Activité 1:
Résumez en deux phrases l'extrait sur le Sommet du G7 à Charlevoix.
Activité 2:
Répondez brièvement à ces questions sur l'extrait sur le Sommet du G7 à Charlevoix.
(a) Quel mot-clic la propriétaire d'un gîte de La Malbaie a-t-elle créé ?
(b) Quels grands hôtels de Charlevoix l'extrait mentionne-t-il ?
(c) Pour quelles raisons les auteurs n'ont-ils pu mener d'entretiens ?
Activité 3:
Veuillez poursuivre l'extrait sur le Sommet du G7 à Charlevoix à partir de sa dernière phrase.

Extrait du document:
==================================================
Sur Internet, la propriétaire d’un gîte de La Malbaie a cru bon partager ses observations sur Facebook, à la manière de chroniques, en créant même mot-clic #ChroniqueduG7 pour l’occasion. En parcourant ces chroniques, surtout les commentaires sous les différentes publications, il est possible de constater une certaine ironie véhiculée et ressentie autant par la population locale que par les spectateurs extérieurs à l’événement. Clairement, les mesures de sécurité relatives au Sommet sont venues chambouler le bon déroulement des activités des femmes propriétaires d’auberges et de gîtes. Charlevoix n’est pas une région pourvue de grands hôtels, mis à part le Manoir Richelieu et Le Germain à Baie Saint-Paul, bien évidemment. Les femmes propriétaires d’auberges ou de gîtes convertissent souvent leur maison privée en hébergement. À l’occasion du Sommet, il est facilement perceptible de constater sur les pages Facebook publiques que ces femmes propriétaires se sentaient recluses et certainement confinées à domicile. Elles se questionnent à savoir si leur gîte, selon son emplacement, sa situation géographique dans l’une ou l’autre des zones sécurisées, fera en sorte qu’elles seront dédommagées pour les pertes encourues. En plus de cette source de stress financier, blocs de béton, accréditations, clôtures et présence policière accrue rendaient aussi les déplacements très difficiles – créant même des embouteillages de circulation. Les parades de Suburban n’ont certainement pas aidé à la cause. En vain, avec leur accréditation au cou, les gens étaient supposés se sentir un peu plus « libres ».
Conclusion
Cet article doit être considéré à la fois comme un préambule et une invitation à l’étude des rapports qui naissent à l’issue de la rencontre entre l’organisation d’un évènement mondial comme le G7, et les réalités locales des femmes vivant dans une région reculée, comme celle de Charlevoix. Faute de temps et de moyens logistiques, nous n’avons pu mener des entretiens, qui nous auraient permis de voir encore un peu plus en situation et en nuance les contrecoups circonstanciés d’une telle rencontre.
==================================================
Données fournies:
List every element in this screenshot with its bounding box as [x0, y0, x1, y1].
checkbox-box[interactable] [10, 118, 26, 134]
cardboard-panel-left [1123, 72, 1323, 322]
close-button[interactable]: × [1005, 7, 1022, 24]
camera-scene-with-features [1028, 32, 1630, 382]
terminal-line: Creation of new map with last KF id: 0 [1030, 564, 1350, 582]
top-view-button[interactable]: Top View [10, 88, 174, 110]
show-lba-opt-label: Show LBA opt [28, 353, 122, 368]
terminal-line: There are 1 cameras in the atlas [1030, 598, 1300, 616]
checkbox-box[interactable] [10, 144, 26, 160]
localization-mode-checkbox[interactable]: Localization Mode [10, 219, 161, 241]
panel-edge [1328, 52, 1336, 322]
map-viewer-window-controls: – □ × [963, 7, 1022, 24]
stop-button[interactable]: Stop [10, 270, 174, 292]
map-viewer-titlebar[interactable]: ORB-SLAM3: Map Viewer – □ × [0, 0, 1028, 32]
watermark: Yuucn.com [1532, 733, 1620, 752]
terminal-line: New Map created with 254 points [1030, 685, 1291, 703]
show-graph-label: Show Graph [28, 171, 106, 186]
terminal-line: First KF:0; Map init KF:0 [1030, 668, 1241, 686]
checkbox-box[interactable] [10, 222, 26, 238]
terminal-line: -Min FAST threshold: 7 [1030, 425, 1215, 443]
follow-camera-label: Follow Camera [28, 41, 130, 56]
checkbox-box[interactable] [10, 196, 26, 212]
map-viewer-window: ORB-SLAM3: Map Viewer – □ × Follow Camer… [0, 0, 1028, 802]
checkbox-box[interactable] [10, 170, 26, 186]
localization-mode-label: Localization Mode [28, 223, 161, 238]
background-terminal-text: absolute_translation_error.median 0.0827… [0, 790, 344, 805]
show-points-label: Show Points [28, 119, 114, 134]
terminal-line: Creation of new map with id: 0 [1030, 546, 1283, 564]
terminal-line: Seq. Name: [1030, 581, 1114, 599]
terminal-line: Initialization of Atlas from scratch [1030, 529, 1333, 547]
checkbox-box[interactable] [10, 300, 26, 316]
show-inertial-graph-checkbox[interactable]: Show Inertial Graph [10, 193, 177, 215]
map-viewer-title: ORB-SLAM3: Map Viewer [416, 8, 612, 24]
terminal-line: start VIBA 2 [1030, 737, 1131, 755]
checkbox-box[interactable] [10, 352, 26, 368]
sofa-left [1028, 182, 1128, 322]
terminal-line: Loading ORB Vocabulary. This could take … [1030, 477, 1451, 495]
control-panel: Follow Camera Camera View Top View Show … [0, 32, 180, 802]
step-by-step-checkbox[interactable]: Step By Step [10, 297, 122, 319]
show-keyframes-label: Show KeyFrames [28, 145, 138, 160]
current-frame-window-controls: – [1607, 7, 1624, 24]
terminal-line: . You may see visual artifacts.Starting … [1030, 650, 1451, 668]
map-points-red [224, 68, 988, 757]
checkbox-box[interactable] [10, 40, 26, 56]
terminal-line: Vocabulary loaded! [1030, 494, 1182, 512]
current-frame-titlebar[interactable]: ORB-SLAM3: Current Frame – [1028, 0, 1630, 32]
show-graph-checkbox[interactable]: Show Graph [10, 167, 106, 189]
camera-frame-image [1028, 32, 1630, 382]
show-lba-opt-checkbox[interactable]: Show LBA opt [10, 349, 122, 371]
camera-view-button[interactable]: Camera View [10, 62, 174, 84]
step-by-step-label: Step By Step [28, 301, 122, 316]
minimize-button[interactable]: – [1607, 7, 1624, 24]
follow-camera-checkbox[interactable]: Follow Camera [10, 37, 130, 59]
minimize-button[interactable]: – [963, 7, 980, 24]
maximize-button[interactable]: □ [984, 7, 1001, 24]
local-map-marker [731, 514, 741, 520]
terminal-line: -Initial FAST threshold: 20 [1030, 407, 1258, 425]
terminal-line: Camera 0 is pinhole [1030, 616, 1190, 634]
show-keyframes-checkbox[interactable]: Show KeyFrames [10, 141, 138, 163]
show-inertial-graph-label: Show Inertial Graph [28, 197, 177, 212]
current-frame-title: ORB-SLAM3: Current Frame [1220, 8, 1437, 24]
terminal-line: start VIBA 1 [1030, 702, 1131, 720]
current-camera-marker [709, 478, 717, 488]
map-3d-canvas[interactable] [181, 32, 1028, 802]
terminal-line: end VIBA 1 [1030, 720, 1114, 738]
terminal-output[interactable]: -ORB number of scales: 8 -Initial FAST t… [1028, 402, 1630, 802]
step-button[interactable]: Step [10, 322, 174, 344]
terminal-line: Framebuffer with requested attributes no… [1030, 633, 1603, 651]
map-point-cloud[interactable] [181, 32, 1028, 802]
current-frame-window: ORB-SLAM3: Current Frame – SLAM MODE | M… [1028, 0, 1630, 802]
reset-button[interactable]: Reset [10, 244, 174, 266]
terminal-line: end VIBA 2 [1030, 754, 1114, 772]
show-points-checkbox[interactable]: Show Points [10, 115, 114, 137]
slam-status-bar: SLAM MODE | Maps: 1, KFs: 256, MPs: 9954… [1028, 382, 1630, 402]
==================================================
Réponse attendue 1:
Les mesures de sécurité du Sommet du G7 ont bouleversé les activités des femmes propriétaires d'auberges et de gîtes de Charlevoix : elles se sentaient confinées à domicile, se demandaient si elles seraient dédommagées pour leurs pertes et voyaient leurs déplacements entravés par les blocs de béton, les clôtures, les accréditations et la présence policière. L'article se veut un préambule et une invitation à étudier la rencontre entre un événement mondial et les réalités locales de ces femmes, et ses auteurs indiquent n'avoir pu mener d'entretiens faute de temps et de moyens logistiques.

Réponse attendue 2:
(a) #ChroniqueduG7
(b) Le Manoir Richelieu et Le Germain à Baie Saint-Paul.
(c) Faute de temps et de moyens logistiques.

Réponse attendue 3:
La recherche fut basée sur des éléments (articles ou commentaires) publiés dans l’espace public. Il est à noter que, même seulement quelques semaines après la tenue du Sommet, plusieurs sources d’information importantes n’étaient plus disponibles en ligne, notamment la page Web que la GRC avait mise sur pied pour diffuser de l’information concernant le GIS. Avant tout, il s’agit d’une analyse de contenu qualitatif permettant d’avoir une réflexion sur les réalités vécues dans la région. Enfin, quoi qu’il en soit, la diversité des discours véhiculés par les femmes ayant été touchées et le ton employé dans le cyberespace font certainement preuve d’une forme d’action collective qui, dans ce contexte, s’apparente au Local feminism, notamment pour celles étant venues soutenir les femmes de chambres ou restauratrices ayant subi les conséquences directes du G7. Les femmes détenant des emplois précaires et devant gérer le prolongement du trou noir avec la tenue du Sommet prennent une part importante du lot de conséquences accompagnant un tel événement. Il s’agit d’une réalité peu connue et qui, bien souvent, est passée sous silence tant dans les médias traditionnels que sur la place publique.
Biographie
Kary-Anne Poirier poursuit présentement sa maîtrise en science politique à l’Université de Montréal. Dans le cadre de sa recherche, elle s’intéresse particulièrement à la carrière et aux postes qu’occupent les femmes au sein des Forces armées canadiennes.